INSTRUCTIONS TO FOLLOW. Quote the material exactly from the line that contains "Extract the structured" through its last line. Any pictures are to be left out.

RECORDED INFORMATION.
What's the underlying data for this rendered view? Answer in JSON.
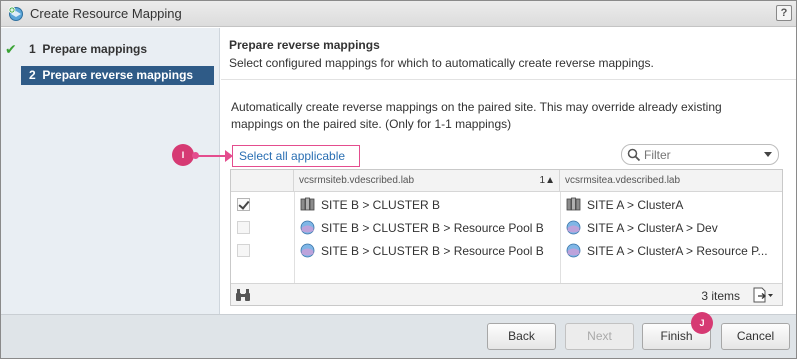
{
  "window": {
    "title": "Create Resource Mapping",
    "help": "?"
  },
  "sidebar": {
    "steps": [
      {
        "number": "1",
        "label": "Prepare mappings",
        "state": "completed"
      },
      {
        "number": "2",
        "label": "Prepare reverse mappings",
        "state": "active"
      }
    ]
  },
  "page": {
    "title": "Prepare reverse mappings",
    "subtitle": "Select configured mappings for which to automatically create reverse mappings.",
    "description": "Automatically create reverse mappings on the paired site. This may override already existing mappings on the paired site. (Only for 1-1 mappings)",
    "select_all_link": "Select all applicable"
  },
  "filter": {
    "placeholder": "Filter"
  },
  "grid": {
    "columns": [
      {
        "label": "vcsrmsiteb.vdescribed.lab",
        "sort": "1▲"
      },
      {
        "label": "vcsrmsitea.vdescribed.lab"
      }
    ],
    "rows": [
      {
        "checked": true,
        "enabled": true,
        "source": "SITE B > CLUSTER B",
        "source_icon": "cluster-icon",
        "target": "SITE A > ClusterA",
        "target_icon": "cluster-icon"
      },
      {
        "checked": false,
        "enabled": false,
        "source": "SITE B > CLUSTER B > Resource Pool B",
        "source_icon": "resource-pool-icon",
        "target": "SITE A > ClusterA > Dev",
        "target_icon": "resource-pool-icon"
      },
      {
        "checked": false,
        "enabled": false,
        "source": "SITE B > CLUSTER B > Resource Pool B",
        "source_icon": "resource-pool-icon",
        "target": "SITE A > ClusterA > Resource P...",
        "target_icon": "resource-pool-icon"
      }
    ],
    "footer": {
      "count": "3 items"
    }
  },
  "callouts": {
    "i": "I",
    "j": "J"
  },
  "buttons": {
    "back": "Back",
    "next": "Next",
    "finish": "Finish",
    "cancel": "Cancel"
  },
  "colors": {
    "accent": "#2f5b87",
    "callout": "#d63a73",
    "link": "#2a6fb3",
    "check": "#3aa335"
  }
}
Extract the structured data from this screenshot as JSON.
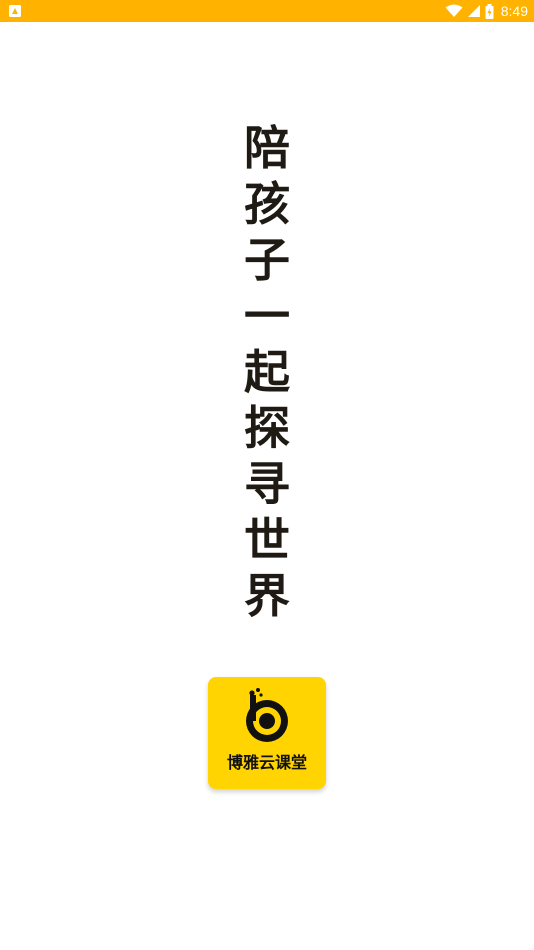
{
  "status_bar": {
    "time": "8:49",
    "background_color": "#FFB300",
    "icons": [
      "notification-icon",
      "wifi-icon",
      "signal-icon",
      "battery-icon"
    ]
  },
  "slogan": {
    "chars": [
      "陪",
      "孩",
      "子",
      "一",
      "起",
      "探",
      "寻",
      "世",
      "界"
    ]
  },
  "app_logo": {
    "name": "博雅云课堂",
    "background_color": "#FFD400"
  }
}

ANSWER IN FULL.
Extract the structured data from this screenshot as JSON.
{
  "status_bar": {
    "time": "8:49",
    "background_color": "#FFB300",
    "icons": [
      "notification-icon",
      "wifi-icon",
      "signal-icon",
      "battery-icon"
    ]
  },
  "slogan": {
    "chars": [
      "陪",
      "孩",
      "子",
      "一",
      "起",
      "探",
      "寻",
      "世",
      "界"
    ]
  },
  "app_logo": {
    "name": "博雅云课堂",
    "background_color": "#FFD400"
  }
}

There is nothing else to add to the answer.